== Records

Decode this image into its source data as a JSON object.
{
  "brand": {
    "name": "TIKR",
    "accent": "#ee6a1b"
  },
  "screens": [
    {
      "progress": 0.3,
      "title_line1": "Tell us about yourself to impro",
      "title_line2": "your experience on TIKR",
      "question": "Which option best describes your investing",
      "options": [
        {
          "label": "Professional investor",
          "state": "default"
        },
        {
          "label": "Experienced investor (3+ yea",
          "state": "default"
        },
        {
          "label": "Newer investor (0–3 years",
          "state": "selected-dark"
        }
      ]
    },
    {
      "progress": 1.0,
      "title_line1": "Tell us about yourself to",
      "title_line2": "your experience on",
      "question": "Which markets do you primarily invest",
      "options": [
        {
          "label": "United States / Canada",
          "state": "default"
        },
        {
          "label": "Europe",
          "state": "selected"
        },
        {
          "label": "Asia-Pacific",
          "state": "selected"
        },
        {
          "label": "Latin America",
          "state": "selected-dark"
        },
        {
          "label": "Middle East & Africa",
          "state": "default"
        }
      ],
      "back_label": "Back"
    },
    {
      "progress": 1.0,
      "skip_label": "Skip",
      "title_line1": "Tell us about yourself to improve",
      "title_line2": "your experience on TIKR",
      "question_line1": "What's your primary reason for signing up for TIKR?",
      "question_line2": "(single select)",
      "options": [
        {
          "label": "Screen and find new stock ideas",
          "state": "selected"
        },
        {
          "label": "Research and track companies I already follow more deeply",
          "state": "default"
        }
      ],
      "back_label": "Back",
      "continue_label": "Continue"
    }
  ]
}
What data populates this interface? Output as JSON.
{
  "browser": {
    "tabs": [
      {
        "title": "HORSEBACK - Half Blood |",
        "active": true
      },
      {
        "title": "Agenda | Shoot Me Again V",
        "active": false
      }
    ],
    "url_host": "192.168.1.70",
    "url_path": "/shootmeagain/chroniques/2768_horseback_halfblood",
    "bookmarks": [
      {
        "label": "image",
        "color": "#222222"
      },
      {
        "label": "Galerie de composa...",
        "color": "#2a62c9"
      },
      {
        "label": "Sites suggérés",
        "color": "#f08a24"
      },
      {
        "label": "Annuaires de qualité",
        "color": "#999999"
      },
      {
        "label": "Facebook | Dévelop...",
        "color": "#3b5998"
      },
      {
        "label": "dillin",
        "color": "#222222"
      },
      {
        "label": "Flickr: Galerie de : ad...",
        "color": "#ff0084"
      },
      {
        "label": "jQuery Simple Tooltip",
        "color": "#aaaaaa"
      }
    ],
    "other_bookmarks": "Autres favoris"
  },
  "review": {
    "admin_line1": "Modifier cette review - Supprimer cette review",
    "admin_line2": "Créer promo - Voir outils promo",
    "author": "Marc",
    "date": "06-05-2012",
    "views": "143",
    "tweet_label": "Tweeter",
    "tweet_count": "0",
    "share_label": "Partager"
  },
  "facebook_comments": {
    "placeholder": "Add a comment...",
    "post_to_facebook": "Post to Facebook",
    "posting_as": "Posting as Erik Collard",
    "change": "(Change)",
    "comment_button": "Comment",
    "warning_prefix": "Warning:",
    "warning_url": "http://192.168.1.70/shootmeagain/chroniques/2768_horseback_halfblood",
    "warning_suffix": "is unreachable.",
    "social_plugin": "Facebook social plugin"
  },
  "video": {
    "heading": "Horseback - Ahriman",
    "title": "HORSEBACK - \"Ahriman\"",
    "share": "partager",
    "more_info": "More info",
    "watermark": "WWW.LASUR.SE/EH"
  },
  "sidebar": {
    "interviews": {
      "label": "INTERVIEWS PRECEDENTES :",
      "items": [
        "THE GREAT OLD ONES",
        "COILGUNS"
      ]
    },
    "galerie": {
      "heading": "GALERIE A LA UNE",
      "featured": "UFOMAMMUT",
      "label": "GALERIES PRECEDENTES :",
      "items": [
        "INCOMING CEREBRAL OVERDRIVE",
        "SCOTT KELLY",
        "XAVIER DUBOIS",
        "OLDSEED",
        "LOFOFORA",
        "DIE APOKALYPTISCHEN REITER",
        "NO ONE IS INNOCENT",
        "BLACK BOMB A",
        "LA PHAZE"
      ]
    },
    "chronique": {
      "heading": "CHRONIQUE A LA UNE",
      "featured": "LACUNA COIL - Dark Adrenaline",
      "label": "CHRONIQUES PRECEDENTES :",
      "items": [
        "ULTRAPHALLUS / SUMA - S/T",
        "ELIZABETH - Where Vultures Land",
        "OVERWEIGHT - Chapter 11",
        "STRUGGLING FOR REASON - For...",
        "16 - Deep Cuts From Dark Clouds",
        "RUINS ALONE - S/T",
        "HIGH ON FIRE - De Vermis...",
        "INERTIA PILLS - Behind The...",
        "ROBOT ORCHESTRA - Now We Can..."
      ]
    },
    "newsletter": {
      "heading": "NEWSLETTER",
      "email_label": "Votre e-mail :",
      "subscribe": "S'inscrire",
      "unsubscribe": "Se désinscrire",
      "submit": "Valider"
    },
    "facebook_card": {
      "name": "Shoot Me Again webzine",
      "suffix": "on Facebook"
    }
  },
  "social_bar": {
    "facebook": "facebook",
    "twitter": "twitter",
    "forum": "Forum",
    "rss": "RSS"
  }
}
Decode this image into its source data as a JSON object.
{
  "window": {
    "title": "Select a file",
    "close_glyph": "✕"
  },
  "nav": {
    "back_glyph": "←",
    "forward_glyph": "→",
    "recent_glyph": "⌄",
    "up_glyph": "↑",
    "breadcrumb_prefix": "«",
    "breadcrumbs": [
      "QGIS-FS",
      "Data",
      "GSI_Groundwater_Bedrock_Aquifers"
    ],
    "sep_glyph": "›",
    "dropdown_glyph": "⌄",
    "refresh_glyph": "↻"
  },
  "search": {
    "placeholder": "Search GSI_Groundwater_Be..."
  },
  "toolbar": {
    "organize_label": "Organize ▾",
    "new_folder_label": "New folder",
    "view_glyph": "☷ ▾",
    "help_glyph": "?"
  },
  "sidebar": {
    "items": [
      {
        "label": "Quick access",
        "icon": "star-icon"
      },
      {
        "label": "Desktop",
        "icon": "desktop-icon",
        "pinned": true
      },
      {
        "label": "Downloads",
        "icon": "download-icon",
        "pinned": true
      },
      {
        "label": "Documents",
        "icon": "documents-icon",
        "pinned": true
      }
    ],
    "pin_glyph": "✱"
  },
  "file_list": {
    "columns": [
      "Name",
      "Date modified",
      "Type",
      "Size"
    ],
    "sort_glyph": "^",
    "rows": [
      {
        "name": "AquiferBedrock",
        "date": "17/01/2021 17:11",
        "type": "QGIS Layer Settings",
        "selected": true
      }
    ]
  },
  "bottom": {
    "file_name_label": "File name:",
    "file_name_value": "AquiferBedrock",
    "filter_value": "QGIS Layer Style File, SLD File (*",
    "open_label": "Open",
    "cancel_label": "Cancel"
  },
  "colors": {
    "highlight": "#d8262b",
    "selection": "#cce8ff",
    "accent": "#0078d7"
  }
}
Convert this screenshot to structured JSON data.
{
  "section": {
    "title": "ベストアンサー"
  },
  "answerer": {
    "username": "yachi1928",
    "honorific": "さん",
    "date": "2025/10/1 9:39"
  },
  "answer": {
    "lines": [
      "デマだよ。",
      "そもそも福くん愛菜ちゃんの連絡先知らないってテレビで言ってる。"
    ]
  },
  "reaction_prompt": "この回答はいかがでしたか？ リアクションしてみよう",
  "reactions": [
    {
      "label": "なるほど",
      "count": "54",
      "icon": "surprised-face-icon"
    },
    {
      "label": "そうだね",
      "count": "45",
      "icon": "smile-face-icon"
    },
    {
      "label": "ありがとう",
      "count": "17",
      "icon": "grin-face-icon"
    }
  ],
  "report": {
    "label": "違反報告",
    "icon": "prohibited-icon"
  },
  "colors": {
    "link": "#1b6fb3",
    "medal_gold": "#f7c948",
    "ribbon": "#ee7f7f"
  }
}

====

Given instruction: Quote only the lines from the line containing "Convert this screenshot" through the end of the entries, keeping the first and the last.

Response to this task:
Convert this screenshot to structured JSON data.
{
  "section": {
    "title": "ベストアンサー"
  },
  "answerer": {
    "username": "yachi1928",
    "honorific": "さん",
    "date": "2025/10/1 9:39"
  },
  "answer": {
    "lines": [
      "デマだよ。",
      "そもそも福くん愛菜ちゃんの連絡先知らないってテレビで言ってる。"
    ]
  },
  "reaction_prompt": "この回答はいかがでしたか？ リアクションしてみよう",
  "reactions": [
    {
      "label": "なるほど",
      "count": "54",
      "icon": "surprised-face-icon"
    },
    {
      "label": "そうだね",
      "count": "45",
      "icon": "smile-face-icon"
    },
    {
      "label": "ありがとう",
      "count": "17",
      "icon": "grin-face-icon"
    }
  ],
  "report": {
    "label": "違反報告",
    "icon": "prohibited-icon"
  },
  "colors": {
    "link": "#1b6fb3",
    "medal_gold": "#f7c948",
    "ribbon": "#ee7f7f"
  }
}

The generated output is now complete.